### AIM OF THE EXERCISE
Lift out all lines below that contain "JSON".

### DATA RECORDS
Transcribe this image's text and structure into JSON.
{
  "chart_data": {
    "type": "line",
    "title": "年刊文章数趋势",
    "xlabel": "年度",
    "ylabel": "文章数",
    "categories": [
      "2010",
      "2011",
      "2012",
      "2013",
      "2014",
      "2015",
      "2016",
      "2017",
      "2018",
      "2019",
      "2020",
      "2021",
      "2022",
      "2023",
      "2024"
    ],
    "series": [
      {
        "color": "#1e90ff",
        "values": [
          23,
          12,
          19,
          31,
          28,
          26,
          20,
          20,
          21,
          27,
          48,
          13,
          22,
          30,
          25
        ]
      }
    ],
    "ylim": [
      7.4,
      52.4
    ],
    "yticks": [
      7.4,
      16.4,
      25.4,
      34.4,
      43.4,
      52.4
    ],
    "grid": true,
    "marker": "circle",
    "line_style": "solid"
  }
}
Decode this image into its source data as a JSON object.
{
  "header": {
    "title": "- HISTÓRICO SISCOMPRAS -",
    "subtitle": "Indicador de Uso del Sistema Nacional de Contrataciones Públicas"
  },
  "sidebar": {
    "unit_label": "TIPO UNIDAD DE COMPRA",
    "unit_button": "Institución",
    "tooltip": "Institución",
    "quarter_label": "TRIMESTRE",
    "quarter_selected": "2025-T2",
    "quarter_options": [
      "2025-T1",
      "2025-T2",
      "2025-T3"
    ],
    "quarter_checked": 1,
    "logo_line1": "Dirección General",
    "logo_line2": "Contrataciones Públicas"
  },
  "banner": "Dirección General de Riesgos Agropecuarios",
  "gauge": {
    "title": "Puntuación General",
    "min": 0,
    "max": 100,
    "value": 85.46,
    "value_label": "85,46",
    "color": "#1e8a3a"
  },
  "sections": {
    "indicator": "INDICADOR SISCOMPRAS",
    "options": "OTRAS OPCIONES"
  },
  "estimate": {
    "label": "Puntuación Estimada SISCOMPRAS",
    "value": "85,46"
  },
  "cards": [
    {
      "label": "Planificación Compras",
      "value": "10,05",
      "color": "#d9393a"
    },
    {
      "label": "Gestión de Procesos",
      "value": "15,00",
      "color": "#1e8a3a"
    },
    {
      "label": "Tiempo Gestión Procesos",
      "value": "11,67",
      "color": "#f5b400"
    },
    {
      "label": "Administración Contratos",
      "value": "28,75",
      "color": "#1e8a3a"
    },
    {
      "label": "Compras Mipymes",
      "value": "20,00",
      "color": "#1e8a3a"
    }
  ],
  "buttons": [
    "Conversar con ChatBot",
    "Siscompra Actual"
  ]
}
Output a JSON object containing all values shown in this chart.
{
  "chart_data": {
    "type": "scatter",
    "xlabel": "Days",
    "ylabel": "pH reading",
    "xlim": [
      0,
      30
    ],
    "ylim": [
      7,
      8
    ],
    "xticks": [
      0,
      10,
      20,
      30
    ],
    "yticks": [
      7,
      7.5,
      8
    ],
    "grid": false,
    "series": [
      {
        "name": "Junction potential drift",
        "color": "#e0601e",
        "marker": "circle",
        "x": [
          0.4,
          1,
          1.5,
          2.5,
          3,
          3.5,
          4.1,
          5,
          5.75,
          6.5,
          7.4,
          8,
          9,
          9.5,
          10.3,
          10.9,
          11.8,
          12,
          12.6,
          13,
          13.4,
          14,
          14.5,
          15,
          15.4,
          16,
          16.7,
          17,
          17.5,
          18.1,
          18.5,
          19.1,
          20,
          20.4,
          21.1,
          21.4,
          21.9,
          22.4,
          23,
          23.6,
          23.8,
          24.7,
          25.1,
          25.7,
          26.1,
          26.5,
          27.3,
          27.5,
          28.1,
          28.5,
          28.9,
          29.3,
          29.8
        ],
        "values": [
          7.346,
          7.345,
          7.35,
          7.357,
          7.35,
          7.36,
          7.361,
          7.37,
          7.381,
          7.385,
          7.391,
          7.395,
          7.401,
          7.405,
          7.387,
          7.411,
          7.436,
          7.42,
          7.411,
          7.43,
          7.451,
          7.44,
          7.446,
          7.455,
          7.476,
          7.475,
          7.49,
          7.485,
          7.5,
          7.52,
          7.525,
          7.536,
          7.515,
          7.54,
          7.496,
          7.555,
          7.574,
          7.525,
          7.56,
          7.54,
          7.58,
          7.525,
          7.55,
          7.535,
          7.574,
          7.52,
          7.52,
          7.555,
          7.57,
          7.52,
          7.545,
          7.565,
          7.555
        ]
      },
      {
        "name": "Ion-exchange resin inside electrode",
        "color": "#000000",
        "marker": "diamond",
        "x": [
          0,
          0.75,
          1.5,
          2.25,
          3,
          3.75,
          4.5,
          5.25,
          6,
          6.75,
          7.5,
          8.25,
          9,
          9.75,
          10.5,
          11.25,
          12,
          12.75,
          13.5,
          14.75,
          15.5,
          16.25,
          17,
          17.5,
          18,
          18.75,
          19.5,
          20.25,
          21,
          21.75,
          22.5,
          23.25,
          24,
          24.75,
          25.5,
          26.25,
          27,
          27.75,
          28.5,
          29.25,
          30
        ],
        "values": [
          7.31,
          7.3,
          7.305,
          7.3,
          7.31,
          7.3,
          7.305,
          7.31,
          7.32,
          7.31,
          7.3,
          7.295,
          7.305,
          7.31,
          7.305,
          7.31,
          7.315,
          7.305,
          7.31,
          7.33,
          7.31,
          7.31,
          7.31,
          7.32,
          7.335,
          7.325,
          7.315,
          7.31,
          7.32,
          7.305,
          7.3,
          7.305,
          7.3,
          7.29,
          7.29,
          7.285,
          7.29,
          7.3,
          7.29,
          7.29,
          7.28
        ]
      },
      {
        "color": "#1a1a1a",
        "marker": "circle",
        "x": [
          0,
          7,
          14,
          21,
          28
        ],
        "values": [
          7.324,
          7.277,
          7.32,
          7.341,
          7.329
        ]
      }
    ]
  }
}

### OUTPUT BELOW
Transcribe this image's text and structure into JSON.
Decode this image into its source data as a JSON object.
Output a JSON object containing all values shown in this chart.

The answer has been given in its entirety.